### [Your objective]
Your task is to repeat the entries underneath exactly, minus the pictures.

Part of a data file
** begin **
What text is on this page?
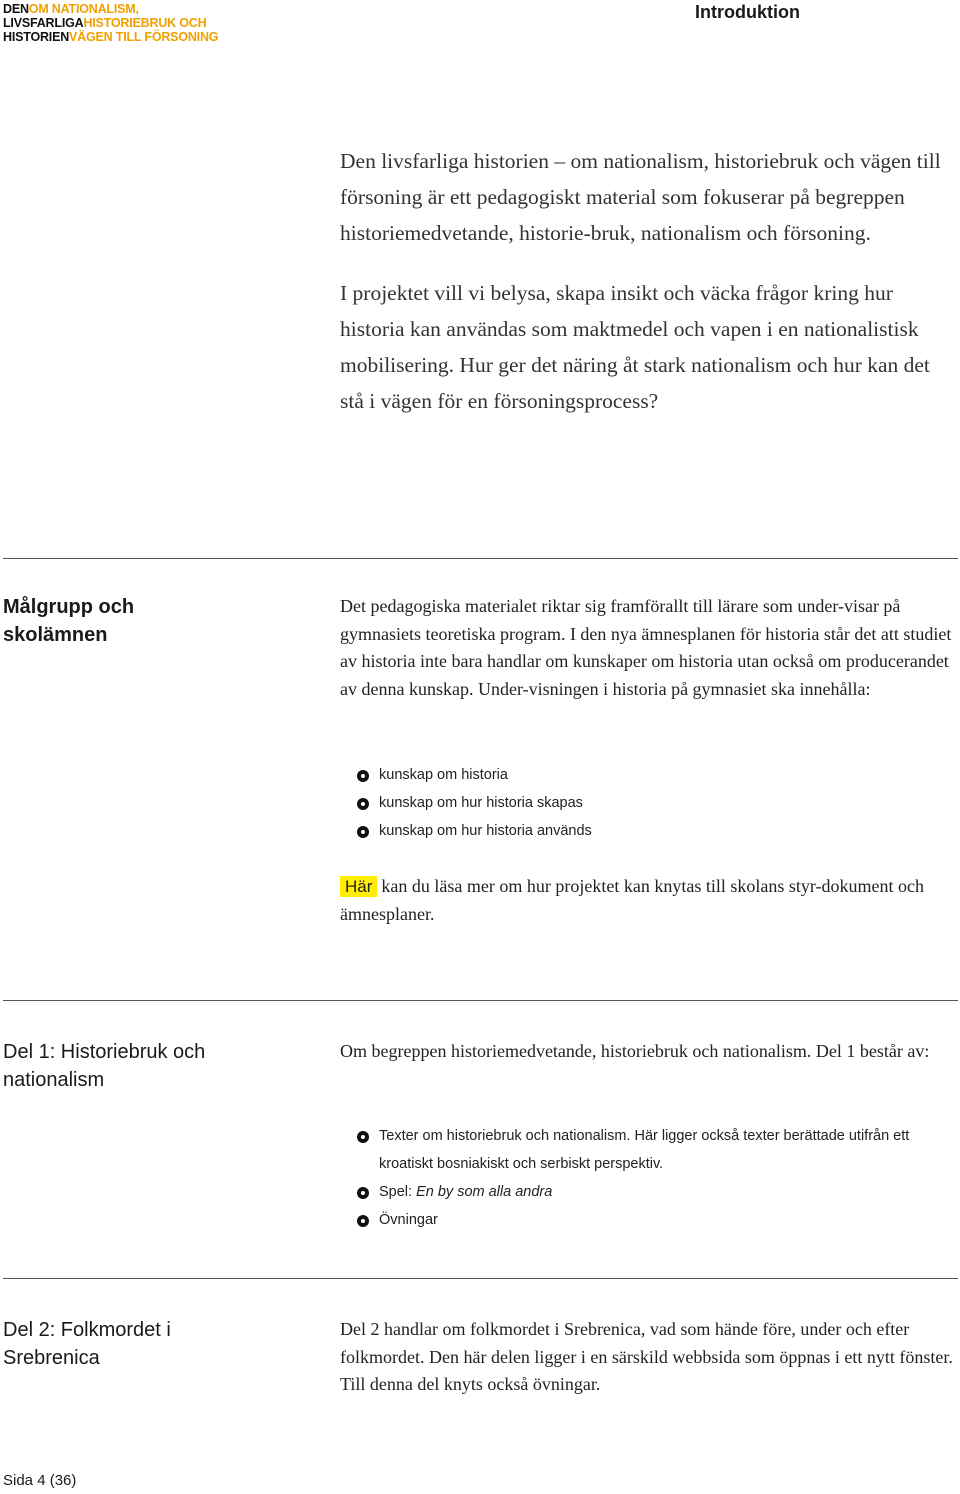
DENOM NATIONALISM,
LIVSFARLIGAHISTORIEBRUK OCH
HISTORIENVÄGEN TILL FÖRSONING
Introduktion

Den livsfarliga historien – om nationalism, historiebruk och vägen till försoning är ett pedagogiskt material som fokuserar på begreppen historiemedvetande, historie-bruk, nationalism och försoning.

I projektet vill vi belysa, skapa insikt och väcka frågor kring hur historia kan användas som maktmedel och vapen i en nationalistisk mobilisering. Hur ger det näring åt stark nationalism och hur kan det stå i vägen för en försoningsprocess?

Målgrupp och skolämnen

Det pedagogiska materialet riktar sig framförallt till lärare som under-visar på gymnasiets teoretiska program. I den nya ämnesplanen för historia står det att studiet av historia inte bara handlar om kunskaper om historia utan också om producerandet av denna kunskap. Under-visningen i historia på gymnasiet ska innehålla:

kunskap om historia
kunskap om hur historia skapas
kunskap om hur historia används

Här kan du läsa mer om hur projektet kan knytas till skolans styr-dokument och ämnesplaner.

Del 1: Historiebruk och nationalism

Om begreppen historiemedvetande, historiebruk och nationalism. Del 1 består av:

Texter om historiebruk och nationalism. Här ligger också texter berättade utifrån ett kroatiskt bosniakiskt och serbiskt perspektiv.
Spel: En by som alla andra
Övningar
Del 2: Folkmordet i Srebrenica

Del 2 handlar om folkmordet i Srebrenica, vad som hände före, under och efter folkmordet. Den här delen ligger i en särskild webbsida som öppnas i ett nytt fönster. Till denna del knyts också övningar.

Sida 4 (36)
** end **
### [Completed exercise]
What text is on this page?
DENOM NATIONALISM,
LIVSFARLIGAHISTORIEBRUK OCH
HISTORIENVÄGEN TILL FÖRSONING
Introduktion

Den livsfarliga historien – om nationalism, historiebruk och vägen till försoning är ett pedagogiskt material som fokuserar på begreppen historiemedvetande, historie-bruk, nationalism och försoning.

I projektet vill vi belysa, skapa insikt och väcka frågor kring hur historia kan användas som maktmedel och vapen i en nationalistisk mobilisering. Hur ger det näring åt stark nationalism och hur kan det stå i vägen för en försoningsprocess?

Målgrupp och skolämnen

Det pedagogiska materialet riktar sig framförallt till lärare som under-visar på gymnasiets teoretiska program. I den nya ämnesplanen för historia står det att studiet av historia inte bara handlar om kunskaper om historia utan också om producerandet av denna kunskap. Under-visningen i historia på gymnasiet ska innehålla:

kunskap om historia
kunskap om hur historia skapas
kunskap om hur historia används

Här kan du läsa mer om hur projektet kan knytas till skolans styr-dokument och ämnesplaner.

Del 1: Historiebruk och nationalism

Om begreppen historiemedvetande, historiebruk och nationalism. Del 1 består av:

Texter om historiebruk och nationalism. Här ligger också texter berättade utifrån ett kroatiskt bosniakiskt och serbiskt perspektiv.
Spel: En by som alla andra
Övningar
Del 2: Folkmordet i Srebrenica

Del 2 handlar om folkmordet i Srebrenica, vad som hände före, under och efter folkmordet. Den här delen ligger i en särskild webbsida som öppnas i ett nytt fönster. Till denna del knyts också övningar.

Sida 4 (36)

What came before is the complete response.